What is asked
It is required that all of the data be written out exactly.

Collected data

┌──

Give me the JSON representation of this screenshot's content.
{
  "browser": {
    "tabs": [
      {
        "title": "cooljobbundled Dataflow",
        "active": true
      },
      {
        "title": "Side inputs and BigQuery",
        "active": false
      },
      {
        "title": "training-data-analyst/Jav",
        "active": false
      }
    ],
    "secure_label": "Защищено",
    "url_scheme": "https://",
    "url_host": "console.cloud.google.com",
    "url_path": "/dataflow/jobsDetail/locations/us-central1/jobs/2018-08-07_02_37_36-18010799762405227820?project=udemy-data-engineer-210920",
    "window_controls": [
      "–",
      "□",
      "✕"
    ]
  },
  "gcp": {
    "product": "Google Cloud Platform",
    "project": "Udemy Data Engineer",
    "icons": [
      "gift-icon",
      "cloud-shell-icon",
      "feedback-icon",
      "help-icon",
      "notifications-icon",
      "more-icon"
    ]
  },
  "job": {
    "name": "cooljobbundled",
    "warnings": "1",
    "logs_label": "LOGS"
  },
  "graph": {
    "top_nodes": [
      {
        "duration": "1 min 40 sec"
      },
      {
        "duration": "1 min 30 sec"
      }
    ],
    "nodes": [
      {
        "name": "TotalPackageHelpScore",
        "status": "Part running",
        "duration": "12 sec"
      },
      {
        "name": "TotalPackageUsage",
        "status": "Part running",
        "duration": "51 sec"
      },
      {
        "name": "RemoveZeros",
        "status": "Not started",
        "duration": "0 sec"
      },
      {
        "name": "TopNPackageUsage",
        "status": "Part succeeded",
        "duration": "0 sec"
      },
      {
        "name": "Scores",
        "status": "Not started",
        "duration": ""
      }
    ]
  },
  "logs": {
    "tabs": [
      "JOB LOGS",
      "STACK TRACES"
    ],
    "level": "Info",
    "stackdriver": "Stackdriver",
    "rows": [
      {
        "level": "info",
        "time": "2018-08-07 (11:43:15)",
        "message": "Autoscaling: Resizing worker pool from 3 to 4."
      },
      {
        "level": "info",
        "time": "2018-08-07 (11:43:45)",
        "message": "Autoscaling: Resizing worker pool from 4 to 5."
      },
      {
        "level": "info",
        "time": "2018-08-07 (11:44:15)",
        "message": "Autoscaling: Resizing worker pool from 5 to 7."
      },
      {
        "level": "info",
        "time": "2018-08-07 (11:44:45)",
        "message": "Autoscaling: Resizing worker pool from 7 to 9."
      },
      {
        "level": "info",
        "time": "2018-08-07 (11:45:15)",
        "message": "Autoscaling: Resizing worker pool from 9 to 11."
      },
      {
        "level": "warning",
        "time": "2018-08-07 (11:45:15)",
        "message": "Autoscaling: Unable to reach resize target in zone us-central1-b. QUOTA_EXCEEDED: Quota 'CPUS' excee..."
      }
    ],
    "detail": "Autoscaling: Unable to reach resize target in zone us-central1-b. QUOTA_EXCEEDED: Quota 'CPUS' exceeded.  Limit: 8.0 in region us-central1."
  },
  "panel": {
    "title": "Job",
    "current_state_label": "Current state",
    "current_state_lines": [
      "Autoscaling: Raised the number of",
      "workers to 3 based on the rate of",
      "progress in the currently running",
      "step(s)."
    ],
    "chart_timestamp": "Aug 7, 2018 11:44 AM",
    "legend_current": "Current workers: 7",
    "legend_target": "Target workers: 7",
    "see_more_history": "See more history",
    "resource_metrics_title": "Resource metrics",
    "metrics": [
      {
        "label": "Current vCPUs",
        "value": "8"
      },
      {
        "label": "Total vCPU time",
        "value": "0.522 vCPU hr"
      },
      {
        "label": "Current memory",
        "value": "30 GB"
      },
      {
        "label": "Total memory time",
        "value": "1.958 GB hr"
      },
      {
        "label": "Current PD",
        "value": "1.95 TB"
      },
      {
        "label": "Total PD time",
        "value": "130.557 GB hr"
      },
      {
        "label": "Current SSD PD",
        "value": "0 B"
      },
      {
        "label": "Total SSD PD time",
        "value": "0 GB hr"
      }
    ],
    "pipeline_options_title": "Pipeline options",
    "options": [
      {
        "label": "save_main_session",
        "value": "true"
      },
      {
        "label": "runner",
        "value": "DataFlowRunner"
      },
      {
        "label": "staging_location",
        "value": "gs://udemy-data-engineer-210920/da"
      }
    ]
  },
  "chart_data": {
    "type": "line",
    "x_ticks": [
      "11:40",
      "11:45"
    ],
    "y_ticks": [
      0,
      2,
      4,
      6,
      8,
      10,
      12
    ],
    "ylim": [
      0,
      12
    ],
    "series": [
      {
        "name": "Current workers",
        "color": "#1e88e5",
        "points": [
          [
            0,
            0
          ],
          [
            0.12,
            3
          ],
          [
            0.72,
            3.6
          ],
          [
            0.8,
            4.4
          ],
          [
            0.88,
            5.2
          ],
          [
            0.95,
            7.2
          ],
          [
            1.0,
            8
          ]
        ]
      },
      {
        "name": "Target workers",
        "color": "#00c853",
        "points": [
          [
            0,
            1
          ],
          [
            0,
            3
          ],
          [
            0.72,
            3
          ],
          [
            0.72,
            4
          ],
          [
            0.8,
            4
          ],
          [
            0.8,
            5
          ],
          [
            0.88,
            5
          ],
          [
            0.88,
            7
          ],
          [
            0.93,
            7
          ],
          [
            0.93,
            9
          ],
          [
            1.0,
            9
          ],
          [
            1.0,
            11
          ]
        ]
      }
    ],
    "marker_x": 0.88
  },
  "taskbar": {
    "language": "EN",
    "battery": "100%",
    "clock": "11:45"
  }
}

└──

Response below
Give me the JSON representation of this screenshot's content.
{
  "browser": {
    "tabs": [
      {
        "title": "cooljobbundled Dataflow",
        "active": true
      },
      {
        "title": "Side inputs and BigQuery",
        "active": false
      },
      {
        "title": "training-data-analyst/Jav",
        "active": false
      }
    ],
    "secure_label": "Защищено",
    "url_scheme": "https://",
    "url_host": "console.cloud.google.com",
    "url_path": "/dataflow/jobsDetail/locations/us-central1/jobs/2018-08-07_02_37_36-18010799762405227820?project=udemy-data-engineer-210920",
    "window_controls": [
      "–",
      "□",
      "✕"
    ]
  },
  "gcp": {
    "product": "Google Cloud Platform",
    "project": "Udemy Data Engineer",
    "icons": [
      "gift-icon",
      "cloud-shell-icon",
      "feedback-icon",
      "help-icon",
      "notifications-icon",
      "more-icon"
    ]
  },
  "job": {
    "name": "cooljobbundled",
    "warnings": "1",
    "logs_label": "LOGS"
  },
  "graph": {
    "top_nodes": [
      {
        "duration": "1 min 40 sec"
      },
      {
        "duration": "1 min 30 sec"
      }
    ],
    "nodes": [
      {
        "name": "TotalPackageHelpScore",
        "status": "Part running",
        "duration": "12 sec"
      },
      {
        "name": "TotalPackageUsage",
        "status": "Part running",
        "duration": "51 sec"
      },
      {
        "name": "RemoveZeros",
        "status": "Not started",
        "duration": "0 sec"
      },
      {
        "name": "TopNPackageUsage",
        "status": "Part succeeded",
        "duration": "0 sec"
      },
      {
        "name": "Scores",
        "status": "Not started",
        "duration": ""
      }
    ]
  },
  "logs": {
    "tabs": [
      "JOB LOGS",
      "STACK TRACES"
    ],
    "level": "Info",
    "stackdriver": "Stackdriver",
    "rows": [
      {
        "level": "info",
        "time": "2018-08-07 (11:43:15)",
        "message": "Autoscaling: Resizing worker pool from 3 to 4."
      },
      {
        "level": "info",
        "time": "2018-08-07 (11:43:45)",
        "message": "Autoscaling: Resizing worker pool from 4 to 5."
      },
      {
        "level": "info",
        "time": "2018-08-07 (11:44:15)",
        "message": "Autoscaling: Resizing worker pool from 5 to 7."
      },
      {
        "level": "info",
        "time": "2018-08-07 (11:44:45)",
        "message": "Autoscaling: Resizing worker pool from 7 to 9."
      },
      {
        "level": "info",
        "time": "2018-08-07 (11:45:15)",
        "message": "Autoscaling: Resizing worker pool from 9 to 11."
      },
      {
        "level": "warning",
        "time": "2018-08-07 (11:45:15)",
        "message": "Autoscaling: Unable to reach resize target in zone us-central1-b. QUOTA_EXCEEDED: Quota 'CPUS' excee..."
      }
    ],
    "detail": "Autoscaling: Unable to reach resize target in zone us-central1-b. QUOTA_EXCEEDED: Quota 'CPUS' exceeded.  Limit: 8.0 in region us-central1."
  },
  "panel": {
    "title": "Job",
    "current_state_label": "Current state",
    "current_state_lines": [
      "Autoscaling: Raised the number of",
      "workers to 3 based on the rate of",
      "progress in the currently running",
      "step(s)."
    ],
    "chart_timestamp": "Aug 7, 2018 11:44 AM",
    "legend_current": "Current workers: 7",
    "legend_target": "Target workers: 7",
    "see_more_history": "See more history",
    "resource_metrics_title": "Resource metrics",
    "metrics": [
      {
        "label": "Current vCPUs",
        "value": "8"
      },
      {
        "label": "Total vCPU time",
        "value": "0.522 vCPU hr"
      },
      {
        "label": "Current memory",
        "value": "30 GB"
      },
      {
        "label": "Total memory time",
        "value": "1.958 GB hr"
      },
      {
        "label": "Current PD",
        "value": "1.95 TB"
      },
      {
        "label": "Total PD time",
        "value": "130.557 GB hr"
      },
      {
        "label": "Current SSD PD",
        "value": "0 B"
      },
      {
        "label": "Total SSD PD time",
        "value": "0 GB hr"
      }
    ],
    "pipeline_options_title": "Pipeline options",
    "options": [
      {
        "label": "save_main_session",
        "value": "true"
      },
      {
        "label": "runner",
        "value": "DataFlowRunner"
      },
      {
        "label": "staging_location",
        "value": "gs://udemy-data-engineer-210920/da"
      }
    ]
  },
  "chart_data": {
    "type": "line",
    "x_ticks": [
      "11:40",
      "11:45"
    ],
    "y_ticks": [
      0,
      2,
      4,
      6,
      8,
      10,
      12
    ],
    "ylim": [
      0,
      12
    ],
    "series": [
      {
        "name": "Current workers",
        "color": "#1e88e5",
        "points": [
          [
            0,
            0
          ],
          [
            0.12,
            3
          ],
          [
            0.72,
            3.6
          ],
          [
            0.8,
            4.4
          ],
          [
            0.88,
            5.2
          ],
          [
            0.95,
            7.2
          ],
          [
            1.0,
            8
          ]
        ]
      },
      {
        "name": "Target workers",
        "color": "#00c853",
        "points": [
          [
            0,
            1
          ],
          [
            0,
            3
          ],
          [
            0.72,
            3
          ],
          [
            0.72,
            4
          ],
          [
            0.8,
            4
          ],
          [
            0.8,
            5
          ],
          [
            0.88,
            5
          ],
          [
            0.88,
            7
          ],
          [
            0.93,
            7
          ],
          [
            0.93,
            9
          ],
          [
            1.0,
            9
          ],
          [
            1.0,
            11
          ]
        ]
      }
    ],
    "marker_x": 0.88
  },
  "taskbar": {
    "language": "EN",
    "battery": "100%",
    "clock": "11:45"
  }
}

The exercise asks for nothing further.